(Collection entries)
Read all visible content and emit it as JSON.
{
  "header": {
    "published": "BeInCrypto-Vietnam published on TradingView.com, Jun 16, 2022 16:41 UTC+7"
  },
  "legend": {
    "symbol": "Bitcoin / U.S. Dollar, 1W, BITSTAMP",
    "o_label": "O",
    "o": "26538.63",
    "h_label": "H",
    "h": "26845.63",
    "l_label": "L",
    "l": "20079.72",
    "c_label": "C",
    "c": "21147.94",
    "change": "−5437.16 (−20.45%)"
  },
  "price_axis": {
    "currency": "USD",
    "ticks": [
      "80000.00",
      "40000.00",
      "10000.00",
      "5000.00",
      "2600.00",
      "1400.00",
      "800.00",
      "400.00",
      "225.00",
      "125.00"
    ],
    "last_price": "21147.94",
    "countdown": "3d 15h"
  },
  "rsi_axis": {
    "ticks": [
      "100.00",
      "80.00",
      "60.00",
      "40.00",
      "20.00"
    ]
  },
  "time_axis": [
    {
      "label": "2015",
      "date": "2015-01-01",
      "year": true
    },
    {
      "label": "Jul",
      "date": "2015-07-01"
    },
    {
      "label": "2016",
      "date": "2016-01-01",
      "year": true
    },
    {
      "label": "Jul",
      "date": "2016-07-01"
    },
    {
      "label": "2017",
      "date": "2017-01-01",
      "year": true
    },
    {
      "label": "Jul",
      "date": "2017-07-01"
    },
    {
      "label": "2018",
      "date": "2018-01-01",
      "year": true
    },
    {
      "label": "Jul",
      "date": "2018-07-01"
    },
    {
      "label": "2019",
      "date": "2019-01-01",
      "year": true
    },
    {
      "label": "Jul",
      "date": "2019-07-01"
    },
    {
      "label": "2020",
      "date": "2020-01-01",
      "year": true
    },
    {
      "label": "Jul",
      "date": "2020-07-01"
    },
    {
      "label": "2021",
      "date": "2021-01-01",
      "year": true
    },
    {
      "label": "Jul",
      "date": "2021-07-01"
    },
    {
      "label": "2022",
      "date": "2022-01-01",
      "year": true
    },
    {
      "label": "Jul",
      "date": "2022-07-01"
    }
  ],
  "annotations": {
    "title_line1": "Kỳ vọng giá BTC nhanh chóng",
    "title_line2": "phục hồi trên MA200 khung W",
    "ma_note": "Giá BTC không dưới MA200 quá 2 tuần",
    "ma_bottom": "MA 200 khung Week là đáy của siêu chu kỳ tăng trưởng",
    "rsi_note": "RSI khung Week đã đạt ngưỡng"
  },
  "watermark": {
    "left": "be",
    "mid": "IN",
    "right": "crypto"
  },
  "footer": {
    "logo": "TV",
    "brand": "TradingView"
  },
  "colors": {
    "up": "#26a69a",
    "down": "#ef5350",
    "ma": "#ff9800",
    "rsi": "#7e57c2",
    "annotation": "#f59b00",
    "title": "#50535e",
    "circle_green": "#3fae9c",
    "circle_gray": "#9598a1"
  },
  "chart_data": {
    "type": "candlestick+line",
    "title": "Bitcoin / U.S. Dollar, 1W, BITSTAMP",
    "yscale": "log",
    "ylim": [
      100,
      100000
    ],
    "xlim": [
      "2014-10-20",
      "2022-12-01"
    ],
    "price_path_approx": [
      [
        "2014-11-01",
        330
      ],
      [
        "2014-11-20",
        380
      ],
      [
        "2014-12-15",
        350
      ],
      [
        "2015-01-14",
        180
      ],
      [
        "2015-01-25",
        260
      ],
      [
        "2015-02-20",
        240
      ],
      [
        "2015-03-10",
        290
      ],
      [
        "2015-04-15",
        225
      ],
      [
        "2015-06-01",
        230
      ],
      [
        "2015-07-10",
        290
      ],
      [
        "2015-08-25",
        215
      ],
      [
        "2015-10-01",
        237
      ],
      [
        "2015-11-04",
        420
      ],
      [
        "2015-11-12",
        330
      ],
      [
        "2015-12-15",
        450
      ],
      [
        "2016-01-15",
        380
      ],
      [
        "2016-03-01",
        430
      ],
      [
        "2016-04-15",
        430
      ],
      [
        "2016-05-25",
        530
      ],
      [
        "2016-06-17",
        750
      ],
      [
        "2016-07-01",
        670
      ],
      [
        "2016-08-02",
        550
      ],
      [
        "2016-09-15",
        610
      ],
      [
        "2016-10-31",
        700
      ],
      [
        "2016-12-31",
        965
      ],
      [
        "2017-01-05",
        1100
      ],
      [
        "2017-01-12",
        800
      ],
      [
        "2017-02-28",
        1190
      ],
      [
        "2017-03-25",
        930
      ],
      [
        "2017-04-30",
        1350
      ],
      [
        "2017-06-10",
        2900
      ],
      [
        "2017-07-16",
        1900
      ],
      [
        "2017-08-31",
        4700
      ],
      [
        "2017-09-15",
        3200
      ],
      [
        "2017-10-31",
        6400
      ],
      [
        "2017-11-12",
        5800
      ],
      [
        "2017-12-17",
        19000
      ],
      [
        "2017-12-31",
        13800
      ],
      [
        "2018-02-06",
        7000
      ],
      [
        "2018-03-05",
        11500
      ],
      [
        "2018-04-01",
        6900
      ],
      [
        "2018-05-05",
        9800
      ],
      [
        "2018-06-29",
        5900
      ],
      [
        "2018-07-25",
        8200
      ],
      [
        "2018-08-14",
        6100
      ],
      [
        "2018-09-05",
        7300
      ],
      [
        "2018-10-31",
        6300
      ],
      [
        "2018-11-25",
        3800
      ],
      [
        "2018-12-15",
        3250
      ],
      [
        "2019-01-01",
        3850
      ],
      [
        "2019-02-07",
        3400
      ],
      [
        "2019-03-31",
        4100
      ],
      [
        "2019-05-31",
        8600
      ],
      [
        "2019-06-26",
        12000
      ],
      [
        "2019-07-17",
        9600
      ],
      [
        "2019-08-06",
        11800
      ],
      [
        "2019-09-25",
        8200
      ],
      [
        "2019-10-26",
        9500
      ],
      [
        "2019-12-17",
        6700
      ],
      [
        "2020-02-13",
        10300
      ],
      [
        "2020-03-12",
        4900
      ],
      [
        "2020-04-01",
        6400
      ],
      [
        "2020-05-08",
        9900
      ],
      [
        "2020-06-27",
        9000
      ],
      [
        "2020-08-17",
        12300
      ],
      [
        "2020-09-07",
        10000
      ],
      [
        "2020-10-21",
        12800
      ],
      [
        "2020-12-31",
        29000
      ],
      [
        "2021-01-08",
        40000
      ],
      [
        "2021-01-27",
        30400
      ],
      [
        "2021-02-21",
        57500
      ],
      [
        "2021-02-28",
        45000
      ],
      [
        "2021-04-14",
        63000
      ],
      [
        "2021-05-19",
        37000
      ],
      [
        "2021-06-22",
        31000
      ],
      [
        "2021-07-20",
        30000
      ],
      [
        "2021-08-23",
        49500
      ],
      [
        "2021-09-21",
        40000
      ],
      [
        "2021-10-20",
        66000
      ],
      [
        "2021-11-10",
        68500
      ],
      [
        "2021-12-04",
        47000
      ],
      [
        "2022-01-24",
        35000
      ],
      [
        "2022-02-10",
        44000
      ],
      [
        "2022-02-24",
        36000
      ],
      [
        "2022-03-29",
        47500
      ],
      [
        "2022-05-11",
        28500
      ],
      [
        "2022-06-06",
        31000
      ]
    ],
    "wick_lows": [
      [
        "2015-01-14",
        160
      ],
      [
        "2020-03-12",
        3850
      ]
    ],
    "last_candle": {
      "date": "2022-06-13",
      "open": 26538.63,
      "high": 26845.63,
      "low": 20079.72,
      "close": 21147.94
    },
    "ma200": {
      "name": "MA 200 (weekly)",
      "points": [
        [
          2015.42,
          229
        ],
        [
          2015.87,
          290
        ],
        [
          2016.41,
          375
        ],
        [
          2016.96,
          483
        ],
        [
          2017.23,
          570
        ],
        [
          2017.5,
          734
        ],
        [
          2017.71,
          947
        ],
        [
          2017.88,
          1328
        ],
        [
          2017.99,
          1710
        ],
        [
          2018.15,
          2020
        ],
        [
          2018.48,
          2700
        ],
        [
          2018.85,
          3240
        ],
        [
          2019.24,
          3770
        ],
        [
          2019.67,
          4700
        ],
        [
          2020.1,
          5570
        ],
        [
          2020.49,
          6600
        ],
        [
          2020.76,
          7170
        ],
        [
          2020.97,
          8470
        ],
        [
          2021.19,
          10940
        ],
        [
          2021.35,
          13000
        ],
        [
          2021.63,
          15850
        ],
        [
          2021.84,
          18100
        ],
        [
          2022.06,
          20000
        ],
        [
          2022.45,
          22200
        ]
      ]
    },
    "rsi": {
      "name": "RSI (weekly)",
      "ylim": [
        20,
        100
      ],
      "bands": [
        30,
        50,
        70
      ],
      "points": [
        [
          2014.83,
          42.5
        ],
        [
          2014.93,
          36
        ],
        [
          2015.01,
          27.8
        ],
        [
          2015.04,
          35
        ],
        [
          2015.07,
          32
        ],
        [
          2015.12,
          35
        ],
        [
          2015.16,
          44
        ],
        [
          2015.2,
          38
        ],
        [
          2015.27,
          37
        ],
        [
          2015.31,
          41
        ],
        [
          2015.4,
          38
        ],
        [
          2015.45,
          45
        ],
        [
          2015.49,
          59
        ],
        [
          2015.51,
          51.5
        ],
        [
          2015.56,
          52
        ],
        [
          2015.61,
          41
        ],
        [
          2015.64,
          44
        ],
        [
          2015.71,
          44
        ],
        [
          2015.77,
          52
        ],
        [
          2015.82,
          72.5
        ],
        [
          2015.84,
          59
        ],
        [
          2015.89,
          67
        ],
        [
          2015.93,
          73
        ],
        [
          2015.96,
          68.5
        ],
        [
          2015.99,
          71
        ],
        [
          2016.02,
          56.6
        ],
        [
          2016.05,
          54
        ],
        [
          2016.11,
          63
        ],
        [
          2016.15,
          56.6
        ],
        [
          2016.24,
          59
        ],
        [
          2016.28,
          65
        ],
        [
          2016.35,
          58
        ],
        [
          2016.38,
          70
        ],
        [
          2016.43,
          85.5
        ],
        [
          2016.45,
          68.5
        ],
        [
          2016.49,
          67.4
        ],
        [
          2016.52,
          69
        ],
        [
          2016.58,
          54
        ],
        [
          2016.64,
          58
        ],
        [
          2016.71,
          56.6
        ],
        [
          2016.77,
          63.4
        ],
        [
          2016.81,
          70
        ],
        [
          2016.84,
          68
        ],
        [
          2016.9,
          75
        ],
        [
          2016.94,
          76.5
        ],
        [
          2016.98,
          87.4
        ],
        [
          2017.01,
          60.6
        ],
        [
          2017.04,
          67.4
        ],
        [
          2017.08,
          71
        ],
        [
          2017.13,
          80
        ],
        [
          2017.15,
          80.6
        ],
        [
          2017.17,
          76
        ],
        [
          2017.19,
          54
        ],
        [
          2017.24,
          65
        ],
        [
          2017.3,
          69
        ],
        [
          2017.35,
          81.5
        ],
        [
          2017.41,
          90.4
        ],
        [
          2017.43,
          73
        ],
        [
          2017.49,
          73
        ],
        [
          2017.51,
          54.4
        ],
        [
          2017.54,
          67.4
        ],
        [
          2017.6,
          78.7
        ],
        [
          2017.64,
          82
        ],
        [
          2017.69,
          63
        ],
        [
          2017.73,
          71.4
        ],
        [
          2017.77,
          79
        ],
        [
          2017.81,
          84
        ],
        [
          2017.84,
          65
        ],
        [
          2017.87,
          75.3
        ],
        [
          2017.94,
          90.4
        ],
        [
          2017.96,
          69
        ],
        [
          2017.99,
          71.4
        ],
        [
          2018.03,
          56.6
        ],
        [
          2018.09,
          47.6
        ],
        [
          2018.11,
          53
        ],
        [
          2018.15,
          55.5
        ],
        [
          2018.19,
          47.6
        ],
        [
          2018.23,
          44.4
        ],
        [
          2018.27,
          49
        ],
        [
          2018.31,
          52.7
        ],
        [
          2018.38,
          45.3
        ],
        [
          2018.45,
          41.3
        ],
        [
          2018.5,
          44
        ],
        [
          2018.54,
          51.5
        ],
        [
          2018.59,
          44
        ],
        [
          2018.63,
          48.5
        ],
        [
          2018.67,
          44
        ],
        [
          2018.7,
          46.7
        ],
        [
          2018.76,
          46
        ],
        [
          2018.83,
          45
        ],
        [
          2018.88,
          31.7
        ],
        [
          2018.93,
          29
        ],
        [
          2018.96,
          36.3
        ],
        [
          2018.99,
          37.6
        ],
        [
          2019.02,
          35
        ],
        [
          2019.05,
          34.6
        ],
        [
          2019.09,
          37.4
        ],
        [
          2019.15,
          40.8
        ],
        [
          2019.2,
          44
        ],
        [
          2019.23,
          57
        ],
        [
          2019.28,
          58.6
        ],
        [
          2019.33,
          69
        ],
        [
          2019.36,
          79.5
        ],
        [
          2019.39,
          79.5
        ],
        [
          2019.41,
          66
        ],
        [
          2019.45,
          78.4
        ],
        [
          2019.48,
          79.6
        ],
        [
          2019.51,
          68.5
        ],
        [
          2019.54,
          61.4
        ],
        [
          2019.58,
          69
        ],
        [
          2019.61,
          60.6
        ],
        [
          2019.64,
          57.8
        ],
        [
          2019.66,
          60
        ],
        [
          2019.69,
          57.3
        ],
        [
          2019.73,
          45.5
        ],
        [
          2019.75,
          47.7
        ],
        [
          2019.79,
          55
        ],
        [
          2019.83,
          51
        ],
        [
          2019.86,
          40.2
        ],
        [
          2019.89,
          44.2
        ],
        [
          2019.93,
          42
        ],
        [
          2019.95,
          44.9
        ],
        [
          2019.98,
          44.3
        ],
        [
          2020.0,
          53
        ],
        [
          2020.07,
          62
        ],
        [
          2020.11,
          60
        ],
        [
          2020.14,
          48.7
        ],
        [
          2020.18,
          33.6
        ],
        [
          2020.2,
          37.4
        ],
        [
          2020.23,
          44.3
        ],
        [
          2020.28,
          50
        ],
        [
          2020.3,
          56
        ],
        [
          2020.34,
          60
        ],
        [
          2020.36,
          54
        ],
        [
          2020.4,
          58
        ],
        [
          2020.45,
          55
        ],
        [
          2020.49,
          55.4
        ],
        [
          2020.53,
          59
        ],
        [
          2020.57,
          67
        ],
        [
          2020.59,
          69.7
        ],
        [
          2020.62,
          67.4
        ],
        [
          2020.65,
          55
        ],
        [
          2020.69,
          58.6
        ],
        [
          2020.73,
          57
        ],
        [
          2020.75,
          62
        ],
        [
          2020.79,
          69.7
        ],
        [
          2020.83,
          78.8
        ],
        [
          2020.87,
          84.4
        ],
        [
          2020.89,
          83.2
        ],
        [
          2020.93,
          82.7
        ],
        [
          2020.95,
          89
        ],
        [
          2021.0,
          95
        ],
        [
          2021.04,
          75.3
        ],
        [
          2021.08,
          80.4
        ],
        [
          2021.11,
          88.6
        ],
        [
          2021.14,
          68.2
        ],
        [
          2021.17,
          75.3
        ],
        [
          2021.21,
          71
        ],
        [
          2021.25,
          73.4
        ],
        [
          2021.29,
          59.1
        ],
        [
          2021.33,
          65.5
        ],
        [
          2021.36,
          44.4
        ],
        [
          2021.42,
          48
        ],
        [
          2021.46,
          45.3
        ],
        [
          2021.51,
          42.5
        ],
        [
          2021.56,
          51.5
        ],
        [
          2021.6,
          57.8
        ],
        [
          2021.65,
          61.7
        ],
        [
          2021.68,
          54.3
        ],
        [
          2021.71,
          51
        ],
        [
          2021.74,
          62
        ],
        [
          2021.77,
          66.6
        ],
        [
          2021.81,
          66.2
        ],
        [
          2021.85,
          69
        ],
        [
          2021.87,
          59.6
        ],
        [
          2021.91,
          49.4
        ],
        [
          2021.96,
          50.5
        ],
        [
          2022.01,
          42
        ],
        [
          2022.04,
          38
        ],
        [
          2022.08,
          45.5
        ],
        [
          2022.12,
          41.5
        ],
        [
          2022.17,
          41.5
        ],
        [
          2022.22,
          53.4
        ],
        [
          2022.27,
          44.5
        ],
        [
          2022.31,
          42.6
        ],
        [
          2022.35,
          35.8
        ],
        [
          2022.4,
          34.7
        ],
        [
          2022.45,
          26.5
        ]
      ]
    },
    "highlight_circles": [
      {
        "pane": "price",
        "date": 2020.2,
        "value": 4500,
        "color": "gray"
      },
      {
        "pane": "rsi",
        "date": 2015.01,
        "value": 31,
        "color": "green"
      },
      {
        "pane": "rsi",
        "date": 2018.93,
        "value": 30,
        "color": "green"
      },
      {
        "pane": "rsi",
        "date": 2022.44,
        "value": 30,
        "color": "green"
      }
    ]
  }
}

* [Exercise details]
Report how many lines of the listing hold the string "Dollar", giving only the number.

* [Answer]
2